[A run of records]
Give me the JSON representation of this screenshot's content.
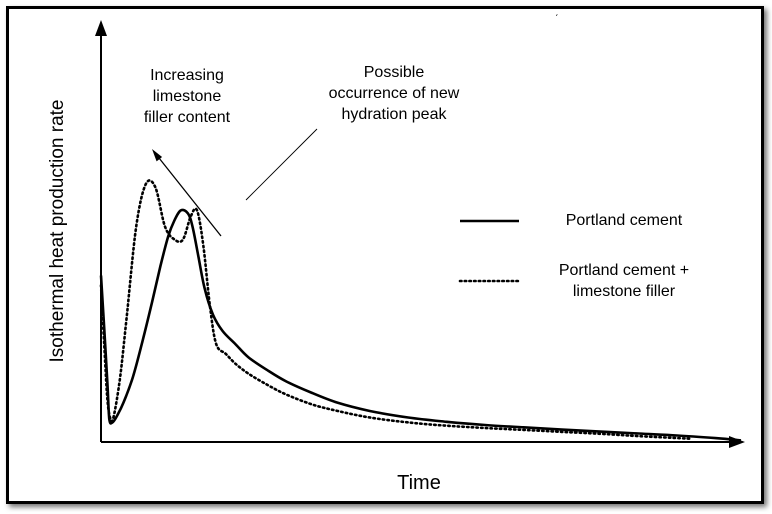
{
  "chart_data": {
    "type": "line",
    "xlabel": "Time",
    "ylabel": "Isothermal heat production rate",
    "axis_ticks": "none",
    "grid": false,
    "legend_position": "right",
    "series": [
      {
        "name": "Portland cement",
        "line_style": "solid",
        "x": [
          0,
          0.5,
          1.0,
          1.3,
          1.8,
          2.5,
          3.5,
          5,
          6.5,
          8.0,
          9.3,
          10.5,
          11.5,
          12.5,
          13.6,
          14.3,
          15.2,
          16.2,
          17.5,
          19,
          21,
          23,
          26,
          29,
          33,
          37,
          42,
          48,
          54,
          60,
          66,
          72,
          78,
          84,
          90,
          96,
          100
        ],
        "y": [
          0.51,
          0.35,
          0.18,
          0.07,
          0.06,
          0.08,
          0.12,
          0.2,
          0.31,
          0.43,
          0.54,
          0.63,
          0.68,
          0.71,
          0.7,
          0.66,
          0.57,
          0.47,
          0.39,
          0.34,
          0.3,
          0.26,
          0.22,
          0.185,
          0.15,
          0.12,
          0.095,
          0.075,
          0.062,
          0.052,
          0.045,
          0.038,
          0.032,
          0.026,
          0.02,
          0.012,
          0.005
        ]
      },
      {
        "name": "Portland cement + limestone filler",
        "line_style": "dotted",
        "x": [
          0,
          0.5,
          1.0,
          1.5,
          2.0,
          3.0,
          4.0,
          5.5,
          7.0,
          8.5,
          10.0,
          11.5,
          12.8,
          14.0,
          15.0,
          16.0,
          17.0,
          18.0,
          19.5,
          21,
          23,
          26,
          29,
          33,
          37,
          42,
          48,
          54,
          60,
          66,
          72,
          78,
          84,
          92
        ],
        "y": [
          0.48,
          0.3,
          0.13,
          0.07,
          0.08,
          0.2,
          0.38,
          0.66,
          0.79,
          0.78,
          0.66,
          0.62,
          0.62,
          0.69,
          0.71,
          0.6,
          0.42,
          0.3,
          0.27,
          0.24,
          0.21,
          0.175,
          0.145,
          0.115,
          0.095,
          0.075,
          0.06,
          0.05,
          0.043,
          0.037,
          0.031,
          0.025,
          0.018,
          0.01
        ]
      }
    ],
    "xlim": [
      0,
      100
    ],
    "ylim": [
      0,
      1.25
    ],
    "annotations": [
      {
        "id": "filler",
        "lines": [
          "Increasing",
          "limestone",
          "filler content"
        ],
        "type": "arrow"
      },
      {
        "id": "peak",
        "lines": [
          "Possible",
          "occurrence of new",
          "hydration peak"
        ],
        "type": "leader-line"
      }
    ],
    "legend_entries": [
      "Portland cement",
      "Portland cement +",
      "limestone filler"
    ]
  }
}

SHORT PROBLEM
How many of the lines above hold the word "limestone"? Give only that number.

THE RESPONSE
3